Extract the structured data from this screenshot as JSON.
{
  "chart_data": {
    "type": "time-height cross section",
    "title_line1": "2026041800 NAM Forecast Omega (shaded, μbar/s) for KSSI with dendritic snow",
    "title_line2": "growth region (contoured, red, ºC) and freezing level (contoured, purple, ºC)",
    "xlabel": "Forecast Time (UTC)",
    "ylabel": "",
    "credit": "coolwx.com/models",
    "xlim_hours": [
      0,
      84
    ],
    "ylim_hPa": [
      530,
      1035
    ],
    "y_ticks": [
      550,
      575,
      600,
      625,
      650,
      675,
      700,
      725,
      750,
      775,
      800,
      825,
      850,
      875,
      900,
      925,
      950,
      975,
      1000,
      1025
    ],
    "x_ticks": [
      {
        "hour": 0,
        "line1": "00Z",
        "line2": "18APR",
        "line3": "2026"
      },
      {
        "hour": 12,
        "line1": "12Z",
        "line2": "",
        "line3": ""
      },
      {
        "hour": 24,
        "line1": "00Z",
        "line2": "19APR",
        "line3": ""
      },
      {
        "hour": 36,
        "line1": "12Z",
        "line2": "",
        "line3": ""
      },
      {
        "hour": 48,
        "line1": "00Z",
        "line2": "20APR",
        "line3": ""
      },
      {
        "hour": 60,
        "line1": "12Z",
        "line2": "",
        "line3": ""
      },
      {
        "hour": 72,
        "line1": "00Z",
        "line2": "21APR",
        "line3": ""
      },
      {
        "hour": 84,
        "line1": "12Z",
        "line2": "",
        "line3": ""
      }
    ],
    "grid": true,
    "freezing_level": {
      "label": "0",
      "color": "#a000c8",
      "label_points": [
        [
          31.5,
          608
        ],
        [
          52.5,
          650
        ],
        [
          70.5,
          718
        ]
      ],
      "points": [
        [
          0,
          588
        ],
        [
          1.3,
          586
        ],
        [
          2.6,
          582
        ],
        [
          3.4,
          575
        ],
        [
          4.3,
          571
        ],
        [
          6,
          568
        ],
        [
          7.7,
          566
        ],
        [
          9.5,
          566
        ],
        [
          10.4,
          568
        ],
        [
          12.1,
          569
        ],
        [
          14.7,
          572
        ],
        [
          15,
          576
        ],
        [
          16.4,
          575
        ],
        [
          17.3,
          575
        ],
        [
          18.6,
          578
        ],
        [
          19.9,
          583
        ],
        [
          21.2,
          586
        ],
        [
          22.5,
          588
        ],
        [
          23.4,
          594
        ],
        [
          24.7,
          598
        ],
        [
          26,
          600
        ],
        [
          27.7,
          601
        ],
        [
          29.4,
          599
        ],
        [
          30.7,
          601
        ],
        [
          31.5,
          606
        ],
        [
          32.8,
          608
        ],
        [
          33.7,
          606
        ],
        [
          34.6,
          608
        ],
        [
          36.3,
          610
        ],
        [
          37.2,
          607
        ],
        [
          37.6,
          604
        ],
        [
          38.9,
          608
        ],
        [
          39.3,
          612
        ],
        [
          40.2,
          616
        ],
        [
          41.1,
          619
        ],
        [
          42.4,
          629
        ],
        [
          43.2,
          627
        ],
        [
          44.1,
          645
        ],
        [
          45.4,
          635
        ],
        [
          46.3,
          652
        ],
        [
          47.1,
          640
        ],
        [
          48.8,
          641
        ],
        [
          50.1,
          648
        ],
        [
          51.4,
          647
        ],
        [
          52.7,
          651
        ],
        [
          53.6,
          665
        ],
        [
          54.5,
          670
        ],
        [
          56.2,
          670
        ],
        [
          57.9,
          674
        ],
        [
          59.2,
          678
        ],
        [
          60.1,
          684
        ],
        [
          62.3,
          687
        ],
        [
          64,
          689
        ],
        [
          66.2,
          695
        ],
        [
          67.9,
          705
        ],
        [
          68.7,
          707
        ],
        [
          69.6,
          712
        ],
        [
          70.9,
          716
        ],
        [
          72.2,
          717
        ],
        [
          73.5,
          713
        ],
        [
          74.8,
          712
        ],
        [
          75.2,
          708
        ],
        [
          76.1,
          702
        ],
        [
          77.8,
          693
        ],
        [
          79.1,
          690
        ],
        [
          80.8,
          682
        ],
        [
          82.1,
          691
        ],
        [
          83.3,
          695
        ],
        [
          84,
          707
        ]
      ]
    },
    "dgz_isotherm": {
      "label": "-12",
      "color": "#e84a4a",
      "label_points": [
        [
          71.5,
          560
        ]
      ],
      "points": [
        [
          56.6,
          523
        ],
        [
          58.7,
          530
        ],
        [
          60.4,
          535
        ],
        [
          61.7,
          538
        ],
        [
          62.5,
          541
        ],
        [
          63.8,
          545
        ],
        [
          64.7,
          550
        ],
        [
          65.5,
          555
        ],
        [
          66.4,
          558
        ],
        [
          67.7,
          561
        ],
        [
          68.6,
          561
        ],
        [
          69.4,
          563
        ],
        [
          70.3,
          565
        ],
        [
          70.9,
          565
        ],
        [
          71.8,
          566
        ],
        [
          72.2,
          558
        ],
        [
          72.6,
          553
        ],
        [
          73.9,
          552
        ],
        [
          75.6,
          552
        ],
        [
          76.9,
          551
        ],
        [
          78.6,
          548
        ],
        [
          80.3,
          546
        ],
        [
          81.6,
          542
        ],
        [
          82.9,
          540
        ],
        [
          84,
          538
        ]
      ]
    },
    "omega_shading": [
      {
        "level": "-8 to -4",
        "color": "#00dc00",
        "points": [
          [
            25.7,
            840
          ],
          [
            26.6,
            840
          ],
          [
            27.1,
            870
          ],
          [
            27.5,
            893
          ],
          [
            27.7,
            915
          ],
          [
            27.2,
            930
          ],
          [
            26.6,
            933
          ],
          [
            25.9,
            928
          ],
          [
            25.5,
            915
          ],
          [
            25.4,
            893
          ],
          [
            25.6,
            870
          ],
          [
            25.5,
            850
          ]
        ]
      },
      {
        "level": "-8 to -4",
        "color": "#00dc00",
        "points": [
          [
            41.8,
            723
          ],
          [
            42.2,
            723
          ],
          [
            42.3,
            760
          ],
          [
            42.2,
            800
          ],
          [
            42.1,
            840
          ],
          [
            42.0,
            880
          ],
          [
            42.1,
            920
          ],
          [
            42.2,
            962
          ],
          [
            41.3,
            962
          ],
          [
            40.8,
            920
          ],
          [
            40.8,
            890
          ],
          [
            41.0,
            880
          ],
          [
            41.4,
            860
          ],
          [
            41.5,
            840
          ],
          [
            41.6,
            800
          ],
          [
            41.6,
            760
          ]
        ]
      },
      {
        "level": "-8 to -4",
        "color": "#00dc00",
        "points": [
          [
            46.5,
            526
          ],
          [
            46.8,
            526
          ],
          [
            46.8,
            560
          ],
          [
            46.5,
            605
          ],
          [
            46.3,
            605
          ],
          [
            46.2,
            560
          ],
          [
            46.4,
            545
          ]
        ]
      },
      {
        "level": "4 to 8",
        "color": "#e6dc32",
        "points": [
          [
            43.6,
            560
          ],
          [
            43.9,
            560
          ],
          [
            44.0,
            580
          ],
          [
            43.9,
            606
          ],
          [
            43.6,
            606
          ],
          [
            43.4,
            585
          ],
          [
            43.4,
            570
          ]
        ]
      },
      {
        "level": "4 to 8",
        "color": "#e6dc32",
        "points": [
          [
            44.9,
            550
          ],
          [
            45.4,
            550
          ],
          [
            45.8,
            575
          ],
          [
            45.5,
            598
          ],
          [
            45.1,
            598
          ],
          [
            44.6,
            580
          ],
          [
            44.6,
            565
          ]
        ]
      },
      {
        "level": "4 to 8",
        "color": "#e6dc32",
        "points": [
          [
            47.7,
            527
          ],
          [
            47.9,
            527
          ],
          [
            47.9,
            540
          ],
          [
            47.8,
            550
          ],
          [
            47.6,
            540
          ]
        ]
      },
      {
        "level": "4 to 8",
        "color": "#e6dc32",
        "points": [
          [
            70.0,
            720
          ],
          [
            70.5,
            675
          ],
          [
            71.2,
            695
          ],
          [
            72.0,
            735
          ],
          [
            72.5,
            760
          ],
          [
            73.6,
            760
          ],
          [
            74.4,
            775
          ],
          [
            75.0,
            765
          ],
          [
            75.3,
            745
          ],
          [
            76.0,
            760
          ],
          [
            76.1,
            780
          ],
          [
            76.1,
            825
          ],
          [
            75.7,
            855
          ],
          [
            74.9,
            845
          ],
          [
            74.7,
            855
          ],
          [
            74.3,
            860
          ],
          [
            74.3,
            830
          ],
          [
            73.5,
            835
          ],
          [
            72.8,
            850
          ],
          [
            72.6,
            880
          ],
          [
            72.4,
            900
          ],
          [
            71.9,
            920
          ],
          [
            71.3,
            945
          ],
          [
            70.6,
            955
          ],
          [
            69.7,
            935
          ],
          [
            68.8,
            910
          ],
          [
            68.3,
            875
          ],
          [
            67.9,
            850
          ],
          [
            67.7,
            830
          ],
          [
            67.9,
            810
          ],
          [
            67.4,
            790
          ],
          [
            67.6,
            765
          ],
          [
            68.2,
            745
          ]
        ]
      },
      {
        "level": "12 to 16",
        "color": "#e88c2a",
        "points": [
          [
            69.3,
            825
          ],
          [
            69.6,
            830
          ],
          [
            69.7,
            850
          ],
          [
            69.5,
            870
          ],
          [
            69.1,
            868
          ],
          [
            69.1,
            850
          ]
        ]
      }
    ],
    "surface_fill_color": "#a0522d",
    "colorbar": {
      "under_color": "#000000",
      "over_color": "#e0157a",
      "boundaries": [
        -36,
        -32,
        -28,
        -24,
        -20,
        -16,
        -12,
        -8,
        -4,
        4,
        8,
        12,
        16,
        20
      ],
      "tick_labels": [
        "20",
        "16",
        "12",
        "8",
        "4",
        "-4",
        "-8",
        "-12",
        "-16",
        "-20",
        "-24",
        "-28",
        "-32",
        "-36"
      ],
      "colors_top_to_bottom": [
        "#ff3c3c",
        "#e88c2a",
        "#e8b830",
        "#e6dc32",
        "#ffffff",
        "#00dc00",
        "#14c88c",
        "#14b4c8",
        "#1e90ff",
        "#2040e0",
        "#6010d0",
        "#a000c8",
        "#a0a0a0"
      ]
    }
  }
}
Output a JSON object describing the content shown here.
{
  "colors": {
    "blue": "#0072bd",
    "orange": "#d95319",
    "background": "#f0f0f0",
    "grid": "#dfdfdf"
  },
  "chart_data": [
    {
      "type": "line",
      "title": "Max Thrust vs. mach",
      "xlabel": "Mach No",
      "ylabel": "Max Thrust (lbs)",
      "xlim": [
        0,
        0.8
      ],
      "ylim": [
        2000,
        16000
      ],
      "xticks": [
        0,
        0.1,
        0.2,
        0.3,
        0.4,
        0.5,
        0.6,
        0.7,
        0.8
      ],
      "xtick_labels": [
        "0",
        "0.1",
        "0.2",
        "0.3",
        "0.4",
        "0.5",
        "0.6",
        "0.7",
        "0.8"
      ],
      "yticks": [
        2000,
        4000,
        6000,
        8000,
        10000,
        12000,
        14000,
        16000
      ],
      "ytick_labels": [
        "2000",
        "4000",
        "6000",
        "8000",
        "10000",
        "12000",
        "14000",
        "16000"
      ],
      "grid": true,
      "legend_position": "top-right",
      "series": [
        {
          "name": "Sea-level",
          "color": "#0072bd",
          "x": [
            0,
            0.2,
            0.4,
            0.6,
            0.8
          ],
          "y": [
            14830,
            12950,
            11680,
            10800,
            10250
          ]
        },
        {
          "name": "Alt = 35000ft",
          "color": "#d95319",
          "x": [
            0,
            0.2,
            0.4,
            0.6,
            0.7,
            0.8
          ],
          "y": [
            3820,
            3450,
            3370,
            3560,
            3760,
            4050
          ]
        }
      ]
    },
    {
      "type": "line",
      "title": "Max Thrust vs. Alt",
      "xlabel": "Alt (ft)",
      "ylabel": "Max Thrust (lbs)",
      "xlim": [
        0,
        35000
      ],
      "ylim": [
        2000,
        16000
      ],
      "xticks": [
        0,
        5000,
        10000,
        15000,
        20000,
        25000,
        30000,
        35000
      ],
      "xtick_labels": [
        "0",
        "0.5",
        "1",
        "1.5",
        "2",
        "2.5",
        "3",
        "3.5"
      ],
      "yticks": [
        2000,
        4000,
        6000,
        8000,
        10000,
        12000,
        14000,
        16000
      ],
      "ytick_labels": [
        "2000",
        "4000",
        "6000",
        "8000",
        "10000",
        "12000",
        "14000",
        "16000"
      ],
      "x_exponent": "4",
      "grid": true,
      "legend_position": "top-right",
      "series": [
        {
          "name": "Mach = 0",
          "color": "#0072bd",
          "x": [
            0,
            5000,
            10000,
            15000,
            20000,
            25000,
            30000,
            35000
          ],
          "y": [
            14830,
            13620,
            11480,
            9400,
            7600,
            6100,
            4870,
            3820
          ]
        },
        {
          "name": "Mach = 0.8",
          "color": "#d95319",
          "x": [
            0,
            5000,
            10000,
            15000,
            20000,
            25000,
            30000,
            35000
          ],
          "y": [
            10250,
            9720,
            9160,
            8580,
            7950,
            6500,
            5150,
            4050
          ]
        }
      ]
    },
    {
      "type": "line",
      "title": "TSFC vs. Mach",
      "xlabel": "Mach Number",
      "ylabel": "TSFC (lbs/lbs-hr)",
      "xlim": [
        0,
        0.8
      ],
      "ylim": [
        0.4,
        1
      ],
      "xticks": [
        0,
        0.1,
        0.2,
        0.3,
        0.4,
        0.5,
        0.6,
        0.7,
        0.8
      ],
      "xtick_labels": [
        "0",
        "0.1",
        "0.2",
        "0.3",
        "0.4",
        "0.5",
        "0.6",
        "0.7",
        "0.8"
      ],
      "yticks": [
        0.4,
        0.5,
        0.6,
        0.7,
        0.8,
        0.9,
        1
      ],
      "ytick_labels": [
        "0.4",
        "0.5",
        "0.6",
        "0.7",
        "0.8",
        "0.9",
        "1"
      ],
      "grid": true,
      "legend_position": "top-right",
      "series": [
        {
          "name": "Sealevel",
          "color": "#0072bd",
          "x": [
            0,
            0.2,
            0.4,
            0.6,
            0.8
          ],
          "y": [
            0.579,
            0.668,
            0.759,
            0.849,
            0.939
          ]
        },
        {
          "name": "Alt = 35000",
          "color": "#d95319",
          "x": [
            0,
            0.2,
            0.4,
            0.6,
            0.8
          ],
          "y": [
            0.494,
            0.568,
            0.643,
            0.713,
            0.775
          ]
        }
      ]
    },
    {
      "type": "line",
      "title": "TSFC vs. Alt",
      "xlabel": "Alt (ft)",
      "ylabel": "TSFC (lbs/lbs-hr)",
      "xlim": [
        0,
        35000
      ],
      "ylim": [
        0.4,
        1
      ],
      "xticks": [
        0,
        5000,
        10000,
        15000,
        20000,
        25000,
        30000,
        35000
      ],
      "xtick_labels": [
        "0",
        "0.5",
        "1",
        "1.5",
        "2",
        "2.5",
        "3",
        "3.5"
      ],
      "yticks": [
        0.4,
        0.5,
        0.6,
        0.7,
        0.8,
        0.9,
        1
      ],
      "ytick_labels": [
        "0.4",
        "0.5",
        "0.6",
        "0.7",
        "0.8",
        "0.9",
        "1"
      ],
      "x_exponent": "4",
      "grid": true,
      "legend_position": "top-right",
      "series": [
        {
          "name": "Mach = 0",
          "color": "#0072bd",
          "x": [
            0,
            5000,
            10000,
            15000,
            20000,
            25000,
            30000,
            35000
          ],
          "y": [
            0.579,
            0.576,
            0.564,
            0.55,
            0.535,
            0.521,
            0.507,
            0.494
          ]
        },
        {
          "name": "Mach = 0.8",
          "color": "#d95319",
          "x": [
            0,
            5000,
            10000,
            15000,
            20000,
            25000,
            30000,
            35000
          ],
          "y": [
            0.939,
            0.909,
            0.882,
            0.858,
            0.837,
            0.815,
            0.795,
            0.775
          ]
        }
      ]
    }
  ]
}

◆ ◆ ◆ ◆

To be done:
Extract every line above containing the word "xlabel".

Solved problem:
    "xlabel": "Forecast Time (UTC)",
      "xlabel": "Mach No",
      "xlabel": "Alt (ft)",
      "xlabel": "Mach Number",
      "xlabel": "Alt (ft)",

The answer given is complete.